Aim of the exercise
Within the listing below, locate all lines containing the word "text". Copy each one.

###

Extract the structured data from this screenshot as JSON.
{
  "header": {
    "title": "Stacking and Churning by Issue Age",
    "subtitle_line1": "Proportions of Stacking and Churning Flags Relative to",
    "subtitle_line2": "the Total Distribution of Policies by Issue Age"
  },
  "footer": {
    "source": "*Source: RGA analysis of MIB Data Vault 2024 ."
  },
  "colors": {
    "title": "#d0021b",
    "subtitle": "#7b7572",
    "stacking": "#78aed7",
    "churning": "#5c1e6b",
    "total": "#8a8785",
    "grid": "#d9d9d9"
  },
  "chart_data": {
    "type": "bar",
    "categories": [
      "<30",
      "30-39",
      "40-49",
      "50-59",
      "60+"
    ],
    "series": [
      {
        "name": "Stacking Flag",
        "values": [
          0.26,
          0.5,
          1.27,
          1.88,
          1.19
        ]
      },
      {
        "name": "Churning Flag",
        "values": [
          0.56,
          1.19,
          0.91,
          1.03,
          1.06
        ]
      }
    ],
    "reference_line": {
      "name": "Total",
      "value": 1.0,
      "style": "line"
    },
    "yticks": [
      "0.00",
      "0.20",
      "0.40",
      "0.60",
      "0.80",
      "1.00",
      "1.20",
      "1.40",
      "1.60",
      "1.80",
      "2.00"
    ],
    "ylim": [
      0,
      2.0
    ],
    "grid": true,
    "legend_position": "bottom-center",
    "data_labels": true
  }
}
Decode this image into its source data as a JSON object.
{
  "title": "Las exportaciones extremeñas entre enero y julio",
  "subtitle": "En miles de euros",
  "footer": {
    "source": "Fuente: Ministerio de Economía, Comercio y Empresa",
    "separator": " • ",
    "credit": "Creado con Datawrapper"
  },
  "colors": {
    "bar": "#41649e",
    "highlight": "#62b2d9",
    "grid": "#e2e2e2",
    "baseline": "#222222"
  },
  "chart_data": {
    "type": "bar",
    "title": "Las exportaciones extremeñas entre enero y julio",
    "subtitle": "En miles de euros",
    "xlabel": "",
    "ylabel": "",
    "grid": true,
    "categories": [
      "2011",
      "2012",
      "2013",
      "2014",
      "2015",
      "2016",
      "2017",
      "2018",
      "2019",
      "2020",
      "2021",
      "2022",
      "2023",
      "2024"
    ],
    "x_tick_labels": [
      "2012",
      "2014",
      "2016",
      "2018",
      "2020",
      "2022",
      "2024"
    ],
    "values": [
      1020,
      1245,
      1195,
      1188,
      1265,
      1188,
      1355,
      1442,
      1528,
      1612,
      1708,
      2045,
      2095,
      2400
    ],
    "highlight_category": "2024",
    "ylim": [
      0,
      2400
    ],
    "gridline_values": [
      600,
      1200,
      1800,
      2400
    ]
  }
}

###

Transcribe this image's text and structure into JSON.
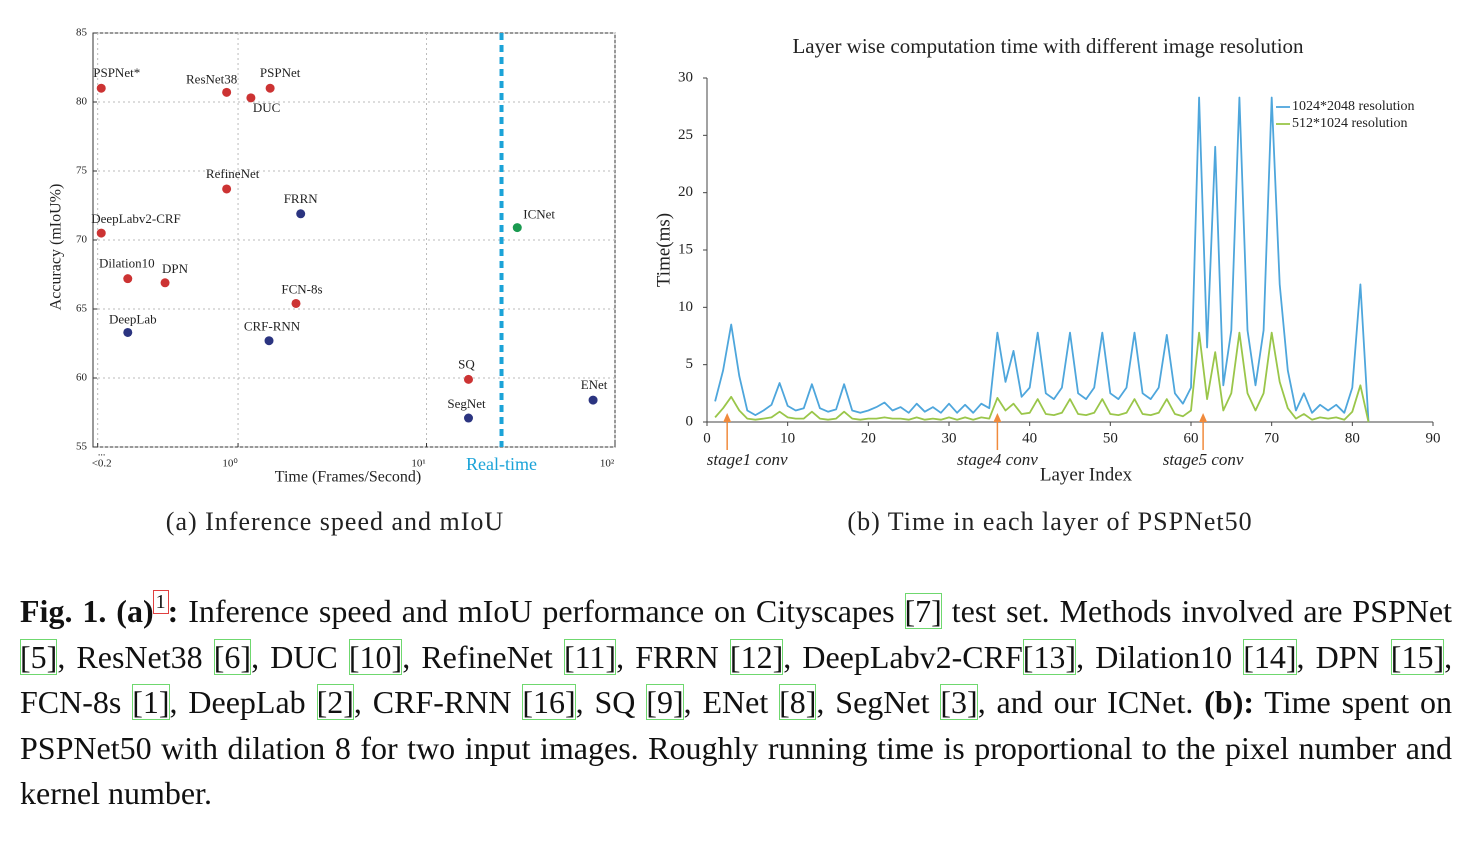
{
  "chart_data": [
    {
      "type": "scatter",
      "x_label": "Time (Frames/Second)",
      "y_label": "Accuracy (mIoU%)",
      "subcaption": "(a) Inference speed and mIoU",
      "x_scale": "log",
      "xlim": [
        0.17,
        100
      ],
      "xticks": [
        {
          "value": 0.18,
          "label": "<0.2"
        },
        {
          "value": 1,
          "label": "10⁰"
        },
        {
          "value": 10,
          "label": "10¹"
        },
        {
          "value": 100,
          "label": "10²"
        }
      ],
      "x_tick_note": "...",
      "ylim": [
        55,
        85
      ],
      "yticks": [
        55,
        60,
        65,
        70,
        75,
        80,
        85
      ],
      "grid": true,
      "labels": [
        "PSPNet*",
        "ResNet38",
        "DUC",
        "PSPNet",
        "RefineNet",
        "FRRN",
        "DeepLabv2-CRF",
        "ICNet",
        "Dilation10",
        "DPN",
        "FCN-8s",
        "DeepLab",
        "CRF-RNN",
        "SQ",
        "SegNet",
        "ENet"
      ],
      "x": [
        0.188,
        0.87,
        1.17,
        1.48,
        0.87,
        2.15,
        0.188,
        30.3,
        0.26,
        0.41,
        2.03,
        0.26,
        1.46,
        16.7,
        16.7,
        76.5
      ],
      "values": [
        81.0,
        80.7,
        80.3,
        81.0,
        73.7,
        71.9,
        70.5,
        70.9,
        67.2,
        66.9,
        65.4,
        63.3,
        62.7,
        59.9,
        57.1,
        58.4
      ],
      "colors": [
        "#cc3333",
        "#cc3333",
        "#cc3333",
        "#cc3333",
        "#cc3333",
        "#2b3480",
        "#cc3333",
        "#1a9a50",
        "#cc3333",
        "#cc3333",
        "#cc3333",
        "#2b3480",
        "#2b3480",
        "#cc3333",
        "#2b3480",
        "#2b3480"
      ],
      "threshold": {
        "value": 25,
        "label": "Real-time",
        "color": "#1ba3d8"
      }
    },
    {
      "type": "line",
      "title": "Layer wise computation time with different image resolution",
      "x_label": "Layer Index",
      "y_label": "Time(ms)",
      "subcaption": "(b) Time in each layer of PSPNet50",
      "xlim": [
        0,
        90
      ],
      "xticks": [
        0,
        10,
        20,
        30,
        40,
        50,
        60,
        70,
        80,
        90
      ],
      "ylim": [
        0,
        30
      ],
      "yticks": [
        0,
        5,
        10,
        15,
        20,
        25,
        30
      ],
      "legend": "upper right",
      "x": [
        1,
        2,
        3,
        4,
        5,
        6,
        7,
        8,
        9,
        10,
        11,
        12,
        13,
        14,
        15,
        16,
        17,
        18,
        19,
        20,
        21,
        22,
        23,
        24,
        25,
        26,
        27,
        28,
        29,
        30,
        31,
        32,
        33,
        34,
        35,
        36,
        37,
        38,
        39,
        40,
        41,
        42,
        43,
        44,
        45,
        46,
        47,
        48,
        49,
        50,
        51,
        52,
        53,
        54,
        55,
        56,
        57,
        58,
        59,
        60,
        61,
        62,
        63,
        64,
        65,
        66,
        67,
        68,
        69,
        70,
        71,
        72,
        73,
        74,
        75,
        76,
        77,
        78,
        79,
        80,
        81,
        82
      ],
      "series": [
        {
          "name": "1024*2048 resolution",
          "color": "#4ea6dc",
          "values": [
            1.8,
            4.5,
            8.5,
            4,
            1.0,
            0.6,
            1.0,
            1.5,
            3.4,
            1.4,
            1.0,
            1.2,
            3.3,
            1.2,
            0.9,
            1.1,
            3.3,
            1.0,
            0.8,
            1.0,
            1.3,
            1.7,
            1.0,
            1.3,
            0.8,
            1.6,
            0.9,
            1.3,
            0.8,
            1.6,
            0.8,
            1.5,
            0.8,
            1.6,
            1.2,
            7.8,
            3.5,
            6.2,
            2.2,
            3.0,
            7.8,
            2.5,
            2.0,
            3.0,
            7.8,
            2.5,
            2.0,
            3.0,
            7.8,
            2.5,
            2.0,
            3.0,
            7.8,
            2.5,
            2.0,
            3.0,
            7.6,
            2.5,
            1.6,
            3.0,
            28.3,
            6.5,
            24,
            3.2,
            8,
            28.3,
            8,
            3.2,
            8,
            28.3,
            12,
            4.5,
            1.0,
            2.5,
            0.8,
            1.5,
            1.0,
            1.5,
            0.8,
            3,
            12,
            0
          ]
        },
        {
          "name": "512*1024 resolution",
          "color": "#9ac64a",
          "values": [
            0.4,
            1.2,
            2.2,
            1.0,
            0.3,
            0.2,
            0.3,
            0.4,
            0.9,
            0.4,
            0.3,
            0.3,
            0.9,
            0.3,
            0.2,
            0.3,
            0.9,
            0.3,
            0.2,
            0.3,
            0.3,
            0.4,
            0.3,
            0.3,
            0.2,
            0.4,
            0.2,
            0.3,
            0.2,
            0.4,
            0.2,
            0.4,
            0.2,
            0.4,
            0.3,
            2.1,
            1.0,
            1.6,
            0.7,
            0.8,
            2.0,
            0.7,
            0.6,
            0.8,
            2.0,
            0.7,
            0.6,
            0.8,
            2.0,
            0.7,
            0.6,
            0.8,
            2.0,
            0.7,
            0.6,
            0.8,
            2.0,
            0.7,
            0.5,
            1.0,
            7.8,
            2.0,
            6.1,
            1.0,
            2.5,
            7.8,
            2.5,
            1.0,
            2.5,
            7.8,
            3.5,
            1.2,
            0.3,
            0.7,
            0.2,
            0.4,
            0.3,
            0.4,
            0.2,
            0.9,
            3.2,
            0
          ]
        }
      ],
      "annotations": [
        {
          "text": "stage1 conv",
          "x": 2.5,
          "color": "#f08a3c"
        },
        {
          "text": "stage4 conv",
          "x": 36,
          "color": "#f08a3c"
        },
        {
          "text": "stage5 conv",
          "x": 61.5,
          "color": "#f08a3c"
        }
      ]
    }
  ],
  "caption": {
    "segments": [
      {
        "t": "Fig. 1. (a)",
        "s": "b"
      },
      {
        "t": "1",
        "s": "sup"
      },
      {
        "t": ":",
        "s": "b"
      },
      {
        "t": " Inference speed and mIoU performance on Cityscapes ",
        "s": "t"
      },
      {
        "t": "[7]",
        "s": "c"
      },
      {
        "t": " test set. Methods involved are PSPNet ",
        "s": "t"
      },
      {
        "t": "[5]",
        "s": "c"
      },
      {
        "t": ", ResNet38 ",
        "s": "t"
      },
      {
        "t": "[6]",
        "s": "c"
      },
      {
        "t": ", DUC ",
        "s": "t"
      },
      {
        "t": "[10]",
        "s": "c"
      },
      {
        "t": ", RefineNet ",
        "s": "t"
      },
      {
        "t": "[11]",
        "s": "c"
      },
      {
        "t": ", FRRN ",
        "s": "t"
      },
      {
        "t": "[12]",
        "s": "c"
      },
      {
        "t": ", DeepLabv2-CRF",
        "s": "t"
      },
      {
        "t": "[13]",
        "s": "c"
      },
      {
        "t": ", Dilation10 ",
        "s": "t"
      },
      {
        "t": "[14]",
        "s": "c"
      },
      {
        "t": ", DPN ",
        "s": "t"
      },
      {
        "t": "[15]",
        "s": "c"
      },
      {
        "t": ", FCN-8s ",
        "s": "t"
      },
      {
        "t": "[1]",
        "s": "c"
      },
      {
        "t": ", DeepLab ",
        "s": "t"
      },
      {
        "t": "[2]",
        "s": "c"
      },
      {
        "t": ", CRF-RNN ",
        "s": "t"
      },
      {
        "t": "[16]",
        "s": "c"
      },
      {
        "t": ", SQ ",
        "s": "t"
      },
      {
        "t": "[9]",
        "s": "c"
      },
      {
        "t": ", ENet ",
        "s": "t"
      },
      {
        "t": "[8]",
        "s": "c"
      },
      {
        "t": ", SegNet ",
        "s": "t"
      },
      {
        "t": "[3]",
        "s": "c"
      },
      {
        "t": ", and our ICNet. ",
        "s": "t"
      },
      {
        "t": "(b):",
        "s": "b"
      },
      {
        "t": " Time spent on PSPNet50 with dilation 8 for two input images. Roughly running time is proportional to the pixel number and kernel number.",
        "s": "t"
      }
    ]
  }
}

###

Result of this exercise
Transcribe this image's text and structure into JSON.
          "text": "stage1 conv",
          "text": "stage4 conv",
          "text": "stage5 conv",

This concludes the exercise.